::: SUPPLIED INFORMATION :::
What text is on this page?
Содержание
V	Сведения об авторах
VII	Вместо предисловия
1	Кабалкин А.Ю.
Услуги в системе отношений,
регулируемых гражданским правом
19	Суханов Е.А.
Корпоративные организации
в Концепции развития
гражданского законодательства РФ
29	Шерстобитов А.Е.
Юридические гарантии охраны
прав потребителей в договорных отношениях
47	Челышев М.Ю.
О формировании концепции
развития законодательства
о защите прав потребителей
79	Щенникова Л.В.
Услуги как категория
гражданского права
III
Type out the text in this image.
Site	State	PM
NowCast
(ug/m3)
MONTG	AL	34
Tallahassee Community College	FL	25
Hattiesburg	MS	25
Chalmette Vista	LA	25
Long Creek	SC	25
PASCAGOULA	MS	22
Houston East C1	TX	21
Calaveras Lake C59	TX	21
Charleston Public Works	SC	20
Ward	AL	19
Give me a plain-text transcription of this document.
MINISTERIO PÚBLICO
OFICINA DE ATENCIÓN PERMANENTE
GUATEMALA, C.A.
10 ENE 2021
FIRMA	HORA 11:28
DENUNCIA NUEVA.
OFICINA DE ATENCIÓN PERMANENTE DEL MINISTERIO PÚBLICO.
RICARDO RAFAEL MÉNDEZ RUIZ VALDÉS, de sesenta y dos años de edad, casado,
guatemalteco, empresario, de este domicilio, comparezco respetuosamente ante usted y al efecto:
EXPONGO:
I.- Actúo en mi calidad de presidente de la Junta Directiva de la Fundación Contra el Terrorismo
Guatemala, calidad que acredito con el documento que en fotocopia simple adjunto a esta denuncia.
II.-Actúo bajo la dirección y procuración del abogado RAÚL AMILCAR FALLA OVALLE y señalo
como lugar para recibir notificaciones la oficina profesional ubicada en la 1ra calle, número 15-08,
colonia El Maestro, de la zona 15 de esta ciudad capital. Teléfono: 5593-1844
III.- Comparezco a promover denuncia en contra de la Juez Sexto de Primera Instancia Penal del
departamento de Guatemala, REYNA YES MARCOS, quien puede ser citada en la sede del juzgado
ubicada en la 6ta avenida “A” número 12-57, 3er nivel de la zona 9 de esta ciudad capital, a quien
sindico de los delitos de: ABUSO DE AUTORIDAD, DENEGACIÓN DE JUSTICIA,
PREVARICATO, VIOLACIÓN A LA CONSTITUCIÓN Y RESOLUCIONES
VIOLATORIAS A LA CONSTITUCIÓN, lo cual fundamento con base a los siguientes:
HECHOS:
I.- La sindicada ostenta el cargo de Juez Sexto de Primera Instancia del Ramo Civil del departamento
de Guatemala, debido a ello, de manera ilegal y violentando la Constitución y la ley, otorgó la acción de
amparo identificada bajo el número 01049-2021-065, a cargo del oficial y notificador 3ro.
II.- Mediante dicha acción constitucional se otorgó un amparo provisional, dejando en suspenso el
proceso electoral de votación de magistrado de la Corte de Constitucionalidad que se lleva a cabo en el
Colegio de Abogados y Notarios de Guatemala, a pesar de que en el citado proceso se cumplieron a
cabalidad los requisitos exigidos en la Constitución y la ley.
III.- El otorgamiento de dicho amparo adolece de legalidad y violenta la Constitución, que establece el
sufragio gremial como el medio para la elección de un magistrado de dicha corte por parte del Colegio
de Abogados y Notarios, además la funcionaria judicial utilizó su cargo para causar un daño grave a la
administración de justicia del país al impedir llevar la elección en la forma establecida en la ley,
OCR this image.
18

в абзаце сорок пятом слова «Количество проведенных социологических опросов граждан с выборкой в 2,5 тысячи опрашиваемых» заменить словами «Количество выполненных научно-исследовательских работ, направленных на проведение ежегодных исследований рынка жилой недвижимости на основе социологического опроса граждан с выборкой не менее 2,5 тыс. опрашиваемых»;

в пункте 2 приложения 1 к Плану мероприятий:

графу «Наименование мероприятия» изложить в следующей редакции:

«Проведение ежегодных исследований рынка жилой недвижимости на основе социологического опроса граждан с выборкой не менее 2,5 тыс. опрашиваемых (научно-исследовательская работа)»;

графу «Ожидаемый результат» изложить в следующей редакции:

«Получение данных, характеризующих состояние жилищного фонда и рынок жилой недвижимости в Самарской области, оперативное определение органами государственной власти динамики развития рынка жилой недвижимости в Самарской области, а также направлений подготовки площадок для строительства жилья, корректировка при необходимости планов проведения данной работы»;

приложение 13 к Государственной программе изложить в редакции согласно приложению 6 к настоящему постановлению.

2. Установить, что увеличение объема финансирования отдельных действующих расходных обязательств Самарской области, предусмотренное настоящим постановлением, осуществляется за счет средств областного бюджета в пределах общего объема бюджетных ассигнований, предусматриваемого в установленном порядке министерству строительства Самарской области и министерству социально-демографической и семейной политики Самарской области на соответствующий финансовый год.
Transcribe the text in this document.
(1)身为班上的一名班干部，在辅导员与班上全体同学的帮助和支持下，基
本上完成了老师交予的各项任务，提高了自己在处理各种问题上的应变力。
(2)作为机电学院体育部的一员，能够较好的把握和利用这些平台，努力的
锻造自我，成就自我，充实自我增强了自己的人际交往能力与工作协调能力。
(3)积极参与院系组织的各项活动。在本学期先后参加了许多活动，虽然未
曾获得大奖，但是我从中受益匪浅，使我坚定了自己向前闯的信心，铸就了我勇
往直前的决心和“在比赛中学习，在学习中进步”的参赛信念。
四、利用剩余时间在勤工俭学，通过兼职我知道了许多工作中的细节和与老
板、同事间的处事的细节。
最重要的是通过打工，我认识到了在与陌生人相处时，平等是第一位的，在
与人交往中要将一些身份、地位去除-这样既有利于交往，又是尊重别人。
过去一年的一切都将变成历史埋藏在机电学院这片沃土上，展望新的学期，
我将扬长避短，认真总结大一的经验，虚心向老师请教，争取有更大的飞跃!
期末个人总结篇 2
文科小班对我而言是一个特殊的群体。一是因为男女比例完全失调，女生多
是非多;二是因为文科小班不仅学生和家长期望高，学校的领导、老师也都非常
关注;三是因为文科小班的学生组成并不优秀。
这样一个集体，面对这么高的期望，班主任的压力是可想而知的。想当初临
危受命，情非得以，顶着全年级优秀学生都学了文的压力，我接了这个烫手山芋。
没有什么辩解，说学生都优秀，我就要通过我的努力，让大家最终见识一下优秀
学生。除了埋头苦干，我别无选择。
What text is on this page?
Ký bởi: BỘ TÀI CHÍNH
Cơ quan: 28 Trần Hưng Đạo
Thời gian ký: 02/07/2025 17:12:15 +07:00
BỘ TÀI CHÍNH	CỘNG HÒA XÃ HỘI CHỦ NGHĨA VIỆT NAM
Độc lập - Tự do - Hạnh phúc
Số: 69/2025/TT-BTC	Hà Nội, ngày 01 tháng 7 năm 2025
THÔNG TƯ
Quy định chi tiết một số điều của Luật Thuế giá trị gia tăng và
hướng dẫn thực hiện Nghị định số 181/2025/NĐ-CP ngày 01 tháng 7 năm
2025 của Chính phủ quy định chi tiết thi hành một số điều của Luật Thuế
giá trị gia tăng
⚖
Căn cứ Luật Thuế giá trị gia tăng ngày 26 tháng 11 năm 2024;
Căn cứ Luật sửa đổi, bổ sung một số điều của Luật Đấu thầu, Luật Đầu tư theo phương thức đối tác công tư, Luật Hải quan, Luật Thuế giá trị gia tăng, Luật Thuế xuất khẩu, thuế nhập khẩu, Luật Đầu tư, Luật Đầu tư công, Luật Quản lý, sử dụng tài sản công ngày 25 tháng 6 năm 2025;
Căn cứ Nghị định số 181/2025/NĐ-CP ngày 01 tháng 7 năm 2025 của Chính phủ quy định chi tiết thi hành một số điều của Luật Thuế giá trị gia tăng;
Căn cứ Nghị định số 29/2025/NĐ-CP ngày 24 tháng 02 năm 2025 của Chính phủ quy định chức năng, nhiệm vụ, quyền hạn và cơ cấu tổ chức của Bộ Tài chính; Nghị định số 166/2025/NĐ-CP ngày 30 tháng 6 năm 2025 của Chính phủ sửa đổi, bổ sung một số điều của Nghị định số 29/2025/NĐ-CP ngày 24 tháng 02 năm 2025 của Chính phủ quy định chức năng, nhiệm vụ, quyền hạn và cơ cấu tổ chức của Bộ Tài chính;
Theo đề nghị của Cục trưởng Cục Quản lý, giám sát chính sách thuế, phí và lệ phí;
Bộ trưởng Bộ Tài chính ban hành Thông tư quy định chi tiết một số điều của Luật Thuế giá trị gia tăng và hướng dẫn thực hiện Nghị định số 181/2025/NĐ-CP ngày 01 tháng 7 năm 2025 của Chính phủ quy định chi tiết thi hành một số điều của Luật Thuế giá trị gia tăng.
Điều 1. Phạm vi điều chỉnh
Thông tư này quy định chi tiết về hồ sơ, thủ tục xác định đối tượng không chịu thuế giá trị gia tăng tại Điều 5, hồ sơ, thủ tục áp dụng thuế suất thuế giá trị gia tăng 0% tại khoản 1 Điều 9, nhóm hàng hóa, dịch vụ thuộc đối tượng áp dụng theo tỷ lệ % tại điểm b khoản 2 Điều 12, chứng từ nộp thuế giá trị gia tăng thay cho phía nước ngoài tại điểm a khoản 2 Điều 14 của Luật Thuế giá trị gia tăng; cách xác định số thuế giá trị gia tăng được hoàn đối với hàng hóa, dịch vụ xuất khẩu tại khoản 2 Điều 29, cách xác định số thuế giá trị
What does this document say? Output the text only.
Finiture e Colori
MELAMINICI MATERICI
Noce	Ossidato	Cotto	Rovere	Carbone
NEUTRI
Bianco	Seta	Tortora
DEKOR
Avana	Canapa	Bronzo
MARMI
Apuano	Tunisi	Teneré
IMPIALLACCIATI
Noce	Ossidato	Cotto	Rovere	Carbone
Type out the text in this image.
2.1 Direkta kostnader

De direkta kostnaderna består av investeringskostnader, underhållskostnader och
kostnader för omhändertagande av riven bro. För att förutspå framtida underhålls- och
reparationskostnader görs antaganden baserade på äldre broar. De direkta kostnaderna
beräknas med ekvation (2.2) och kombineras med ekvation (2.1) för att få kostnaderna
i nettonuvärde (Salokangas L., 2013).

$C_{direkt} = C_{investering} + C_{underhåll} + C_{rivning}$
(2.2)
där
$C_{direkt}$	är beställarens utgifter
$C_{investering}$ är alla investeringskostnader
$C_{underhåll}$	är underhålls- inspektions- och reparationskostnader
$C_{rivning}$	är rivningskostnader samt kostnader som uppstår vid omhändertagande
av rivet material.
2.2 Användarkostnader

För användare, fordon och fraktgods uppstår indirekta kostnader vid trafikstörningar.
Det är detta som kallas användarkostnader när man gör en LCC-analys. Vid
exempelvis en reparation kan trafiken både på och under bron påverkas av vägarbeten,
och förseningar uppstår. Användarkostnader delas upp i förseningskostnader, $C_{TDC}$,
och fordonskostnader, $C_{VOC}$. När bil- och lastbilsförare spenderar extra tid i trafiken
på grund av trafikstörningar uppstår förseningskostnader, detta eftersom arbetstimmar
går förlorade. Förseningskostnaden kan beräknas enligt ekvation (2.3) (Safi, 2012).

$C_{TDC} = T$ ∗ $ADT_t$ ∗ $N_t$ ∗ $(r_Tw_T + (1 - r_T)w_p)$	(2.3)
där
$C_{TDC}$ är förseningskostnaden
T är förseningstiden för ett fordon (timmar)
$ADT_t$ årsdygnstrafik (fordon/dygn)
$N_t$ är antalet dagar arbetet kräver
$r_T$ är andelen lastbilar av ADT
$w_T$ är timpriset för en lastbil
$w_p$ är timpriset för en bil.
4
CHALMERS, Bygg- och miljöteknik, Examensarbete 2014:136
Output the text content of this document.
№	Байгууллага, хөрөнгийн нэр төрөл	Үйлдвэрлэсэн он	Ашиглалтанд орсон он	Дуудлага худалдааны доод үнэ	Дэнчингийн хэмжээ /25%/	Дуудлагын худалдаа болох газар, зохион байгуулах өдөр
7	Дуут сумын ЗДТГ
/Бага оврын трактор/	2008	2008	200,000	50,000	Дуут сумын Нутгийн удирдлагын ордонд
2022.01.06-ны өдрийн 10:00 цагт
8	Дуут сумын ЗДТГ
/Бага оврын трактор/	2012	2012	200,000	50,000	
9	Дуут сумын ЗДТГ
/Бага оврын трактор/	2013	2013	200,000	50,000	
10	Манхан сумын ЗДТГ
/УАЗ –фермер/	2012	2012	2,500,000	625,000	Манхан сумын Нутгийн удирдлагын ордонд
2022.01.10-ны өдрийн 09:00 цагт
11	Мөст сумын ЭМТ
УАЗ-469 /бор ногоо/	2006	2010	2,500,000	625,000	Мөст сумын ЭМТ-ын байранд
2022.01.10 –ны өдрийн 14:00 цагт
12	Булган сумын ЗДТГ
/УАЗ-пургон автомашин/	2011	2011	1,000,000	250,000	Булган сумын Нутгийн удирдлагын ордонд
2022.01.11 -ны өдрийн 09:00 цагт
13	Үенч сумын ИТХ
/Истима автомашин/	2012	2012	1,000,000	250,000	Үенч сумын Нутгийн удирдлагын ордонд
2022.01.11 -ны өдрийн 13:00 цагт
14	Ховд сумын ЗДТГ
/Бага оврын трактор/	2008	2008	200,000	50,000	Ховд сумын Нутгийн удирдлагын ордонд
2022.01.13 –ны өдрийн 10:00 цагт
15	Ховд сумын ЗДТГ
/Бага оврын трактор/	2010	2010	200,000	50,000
:::
INSTRUCTIONS FOR THE TASK » Pick out and copy every line that contains the word "Услуги".

SOLUTION TO THIS EXERCISE »
Услуги в системе отношений,
Услуги как категория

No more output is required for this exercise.